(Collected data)
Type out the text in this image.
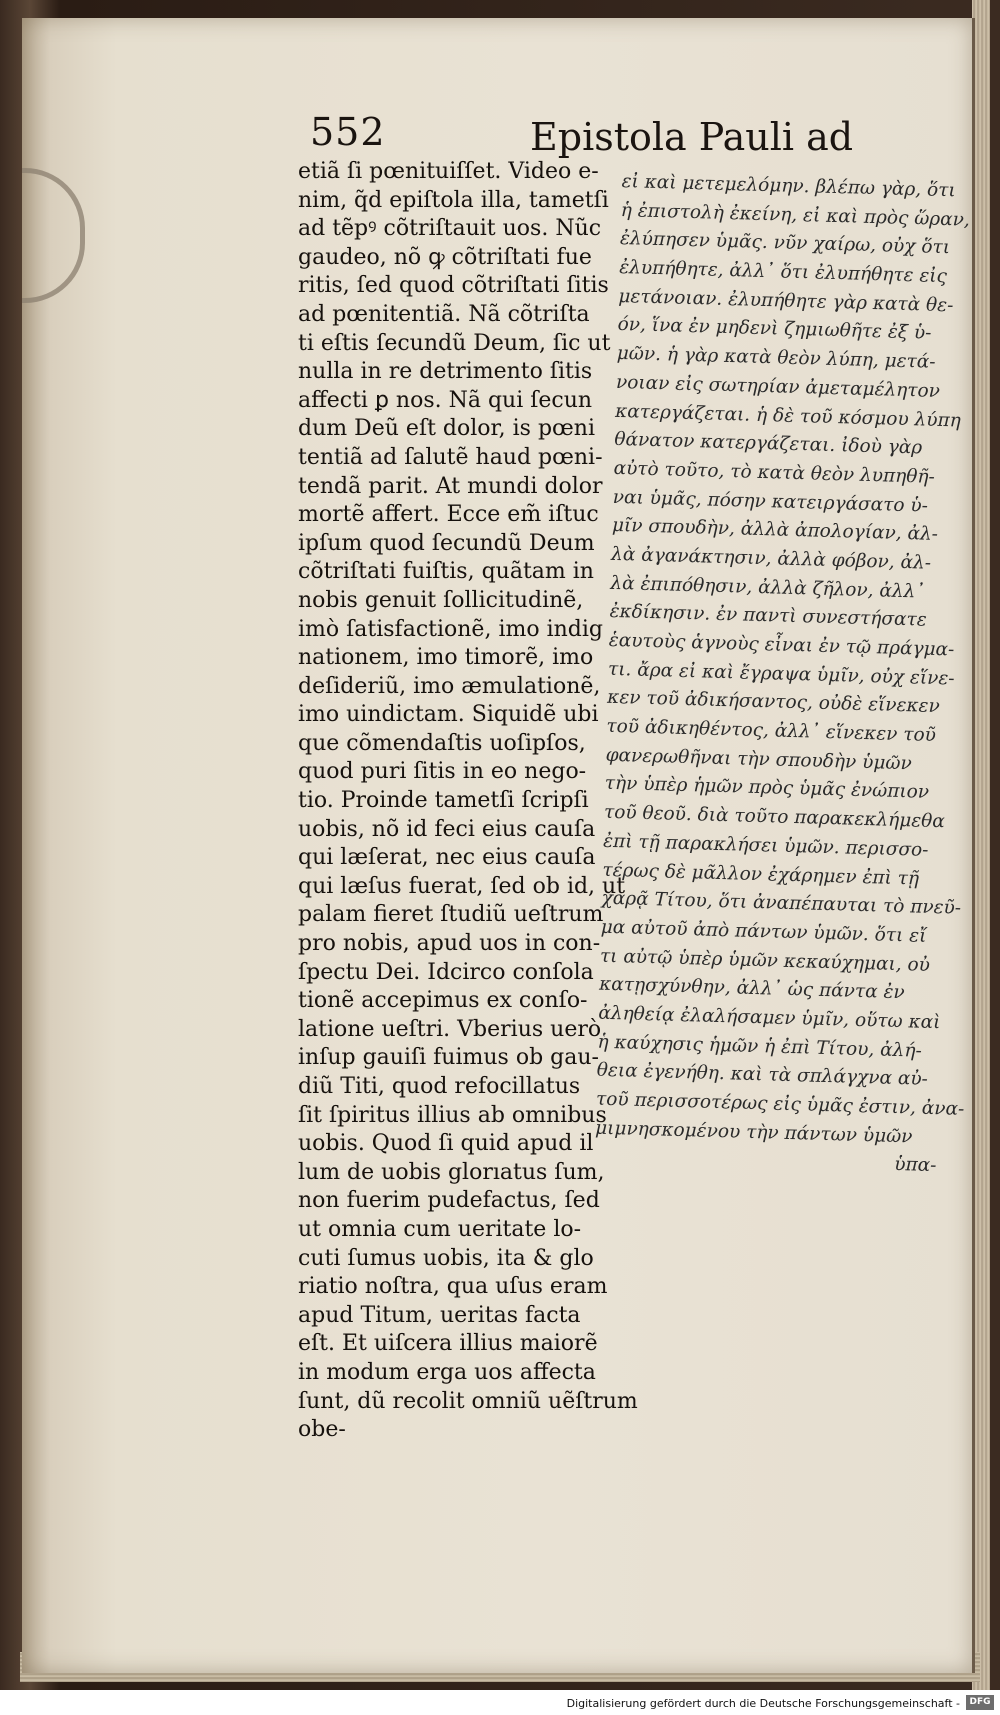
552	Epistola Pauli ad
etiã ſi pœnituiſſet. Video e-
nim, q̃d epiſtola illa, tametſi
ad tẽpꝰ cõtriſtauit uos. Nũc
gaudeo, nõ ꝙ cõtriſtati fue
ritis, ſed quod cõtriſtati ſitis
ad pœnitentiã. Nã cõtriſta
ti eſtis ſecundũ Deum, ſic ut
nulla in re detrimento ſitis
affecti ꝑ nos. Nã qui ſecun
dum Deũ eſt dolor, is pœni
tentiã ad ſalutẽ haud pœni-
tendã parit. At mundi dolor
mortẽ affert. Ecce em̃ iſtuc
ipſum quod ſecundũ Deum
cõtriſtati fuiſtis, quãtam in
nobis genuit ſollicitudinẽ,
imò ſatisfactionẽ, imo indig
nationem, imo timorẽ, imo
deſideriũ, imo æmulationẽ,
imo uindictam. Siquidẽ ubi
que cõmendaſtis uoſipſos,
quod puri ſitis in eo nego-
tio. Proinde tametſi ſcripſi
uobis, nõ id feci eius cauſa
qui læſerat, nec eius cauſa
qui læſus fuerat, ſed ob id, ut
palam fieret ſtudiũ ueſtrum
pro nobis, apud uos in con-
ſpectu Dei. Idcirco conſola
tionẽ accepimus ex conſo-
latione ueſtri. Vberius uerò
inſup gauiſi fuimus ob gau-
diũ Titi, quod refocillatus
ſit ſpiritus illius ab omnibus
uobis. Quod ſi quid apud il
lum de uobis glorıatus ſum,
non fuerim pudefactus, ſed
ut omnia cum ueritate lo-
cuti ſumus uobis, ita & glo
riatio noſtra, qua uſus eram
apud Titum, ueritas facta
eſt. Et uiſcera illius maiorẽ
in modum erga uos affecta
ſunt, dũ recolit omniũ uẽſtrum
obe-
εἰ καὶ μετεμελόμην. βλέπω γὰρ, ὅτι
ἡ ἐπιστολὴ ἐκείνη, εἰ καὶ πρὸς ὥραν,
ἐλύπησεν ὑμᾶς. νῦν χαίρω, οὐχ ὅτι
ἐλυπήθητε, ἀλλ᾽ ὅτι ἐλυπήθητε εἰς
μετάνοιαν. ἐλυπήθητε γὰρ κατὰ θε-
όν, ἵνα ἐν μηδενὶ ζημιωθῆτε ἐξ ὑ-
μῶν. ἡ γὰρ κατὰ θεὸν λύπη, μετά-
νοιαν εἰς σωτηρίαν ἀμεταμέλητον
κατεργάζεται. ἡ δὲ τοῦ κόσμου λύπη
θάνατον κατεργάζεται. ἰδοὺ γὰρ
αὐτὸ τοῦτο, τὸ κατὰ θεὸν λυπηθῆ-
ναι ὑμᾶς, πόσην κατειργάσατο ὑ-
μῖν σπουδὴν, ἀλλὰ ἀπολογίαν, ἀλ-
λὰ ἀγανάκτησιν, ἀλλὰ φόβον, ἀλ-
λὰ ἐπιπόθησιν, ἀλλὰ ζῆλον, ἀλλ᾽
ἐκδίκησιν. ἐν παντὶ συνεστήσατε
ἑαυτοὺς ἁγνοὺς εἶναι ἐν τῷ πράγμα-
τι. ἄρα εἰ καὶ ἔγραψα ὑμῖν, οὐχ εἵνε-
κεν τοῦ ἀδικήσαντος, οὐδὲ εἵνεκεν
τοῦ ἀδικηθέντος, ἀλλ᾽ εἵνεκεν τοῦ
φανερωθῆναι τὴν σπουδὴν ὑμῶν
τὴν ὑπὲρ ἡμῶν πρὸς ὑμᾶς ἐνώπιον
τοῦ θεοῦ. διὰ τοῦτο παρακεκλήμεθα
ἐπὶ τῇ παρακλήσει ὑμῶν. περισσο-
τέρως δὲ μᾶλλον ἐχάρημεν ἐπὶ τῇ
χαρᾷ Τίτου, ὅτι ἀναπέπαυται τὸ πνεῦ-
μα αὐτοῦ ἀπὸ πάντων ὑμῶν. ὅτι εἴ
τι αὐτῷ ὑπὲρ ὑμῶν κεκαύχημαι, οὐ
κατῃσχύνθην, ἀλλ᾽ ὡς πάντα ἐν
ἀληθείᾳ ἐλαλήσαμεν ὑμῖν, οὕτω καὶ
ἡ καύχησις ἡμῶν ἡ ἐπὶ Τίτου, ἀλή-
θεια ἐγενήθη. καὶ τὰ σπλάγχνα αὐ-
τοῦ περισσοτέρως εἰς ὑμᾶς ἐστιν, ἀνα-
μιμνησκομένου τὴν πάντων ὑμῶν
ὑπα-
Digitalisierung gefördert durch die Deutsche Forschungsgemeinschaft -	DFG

* * *

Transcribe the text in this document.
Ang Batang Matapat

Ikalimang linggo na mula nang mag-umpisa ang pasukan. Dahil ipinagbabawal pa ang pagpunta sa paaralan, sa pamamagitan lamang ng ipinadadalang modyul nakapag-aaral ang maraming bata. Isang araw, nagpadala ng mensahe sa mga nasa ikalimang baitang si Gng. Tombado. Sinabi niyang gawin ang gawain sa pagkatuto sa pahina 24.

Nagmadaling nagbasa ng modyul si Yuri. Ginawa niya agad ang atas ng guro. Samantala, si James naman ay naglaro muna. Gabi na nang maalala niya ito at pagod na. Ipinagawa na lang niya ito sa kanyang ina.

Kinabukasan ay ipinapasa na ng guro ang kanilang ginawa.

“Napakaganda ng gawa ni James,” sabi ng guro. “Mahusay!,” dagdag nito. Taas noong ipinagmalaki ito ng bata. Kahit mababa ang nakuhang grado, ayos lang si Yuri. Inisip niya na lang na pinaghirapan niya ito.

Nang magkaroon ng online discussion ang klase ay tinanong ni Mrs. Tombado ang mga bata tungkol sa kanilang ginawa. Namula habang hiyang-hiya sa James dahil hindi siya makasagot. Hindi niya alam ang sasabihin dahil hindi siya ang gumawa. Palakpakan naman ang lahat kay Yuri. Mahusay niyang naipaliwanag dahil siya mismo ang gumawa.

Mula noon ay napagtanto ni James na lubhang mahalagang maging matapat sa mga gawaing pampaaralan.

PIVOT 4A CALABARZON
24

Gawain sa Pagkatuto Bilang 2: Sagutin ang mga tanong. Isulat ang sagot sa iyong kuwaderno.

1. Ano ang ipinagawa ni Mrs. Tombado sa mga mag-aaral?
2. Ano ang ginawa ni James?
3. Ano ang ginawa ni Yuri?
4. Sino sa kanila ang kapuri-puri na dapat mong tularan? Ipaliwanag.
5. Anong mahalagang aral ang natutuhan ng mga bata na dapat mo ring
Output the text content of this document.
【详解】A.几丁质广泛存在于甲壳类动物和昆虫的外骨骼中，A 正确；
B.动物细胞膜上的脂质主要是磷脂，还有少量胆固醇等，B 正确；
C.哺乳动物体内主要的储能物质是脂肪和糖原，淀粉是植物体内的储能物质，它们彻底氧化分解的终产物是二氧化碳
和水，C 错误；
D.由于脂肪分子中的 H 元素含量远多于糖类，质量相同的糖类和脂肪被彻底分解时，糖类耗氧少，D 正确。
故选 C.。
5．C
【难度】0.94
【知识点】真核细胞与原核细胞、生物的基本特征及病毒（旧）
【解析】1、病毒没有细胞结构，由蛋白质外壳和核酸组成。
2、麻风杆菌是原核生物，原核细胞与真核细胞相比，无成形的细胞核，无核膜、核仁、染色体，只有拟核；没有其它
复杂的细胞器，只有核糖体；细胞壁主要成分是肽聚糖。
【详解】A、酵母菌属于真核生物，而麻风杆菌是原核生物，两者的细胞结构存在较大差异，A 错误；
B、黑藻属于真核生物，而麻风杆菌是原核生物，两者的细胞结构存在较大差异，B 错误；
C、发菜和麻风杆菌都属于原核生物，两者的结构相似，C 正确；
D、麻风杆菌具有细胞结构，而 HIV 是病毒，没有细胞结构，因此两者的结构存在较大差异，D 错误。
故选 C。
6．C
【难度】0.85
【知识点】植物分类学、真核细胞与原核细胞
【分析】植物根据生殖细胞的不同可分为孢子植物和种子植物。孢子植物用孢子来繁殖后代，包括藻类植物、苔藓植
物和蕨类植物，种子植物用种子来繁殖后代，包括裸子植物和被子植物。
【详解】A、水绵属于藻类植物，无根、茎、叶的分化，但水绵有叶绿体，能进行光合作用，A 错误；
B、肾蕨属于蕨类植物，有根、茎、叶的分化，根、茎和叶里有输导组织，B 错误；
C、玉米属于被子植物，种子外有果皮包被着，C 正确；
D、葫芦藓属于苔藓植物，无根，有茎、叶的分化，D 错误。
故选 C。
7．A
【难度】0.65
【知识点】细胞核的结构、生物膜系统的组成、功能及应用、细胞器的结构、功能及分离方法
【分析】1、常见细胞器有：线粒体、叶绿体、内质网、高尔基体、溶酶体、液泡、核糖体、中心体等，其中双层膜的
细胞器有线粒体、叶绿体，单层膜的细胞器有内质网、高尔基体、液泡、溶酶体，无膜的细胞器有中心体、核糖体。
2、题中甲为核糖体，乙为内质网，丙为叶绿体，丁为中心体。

• Your instructions
Copy all the lines above that hold the string "ἀλλὰ".

• Worked answer
μῖν σπουδὴν, ἀλλὰ ἀπολογίαν, ἀλ-
λὰ ἀγανάκτησιν, ἀλλὰ φόβον, ἀλ-
λὰ ἐπιπόθησιν, ἀλλὰ ζῆλον, ἀλλ᾽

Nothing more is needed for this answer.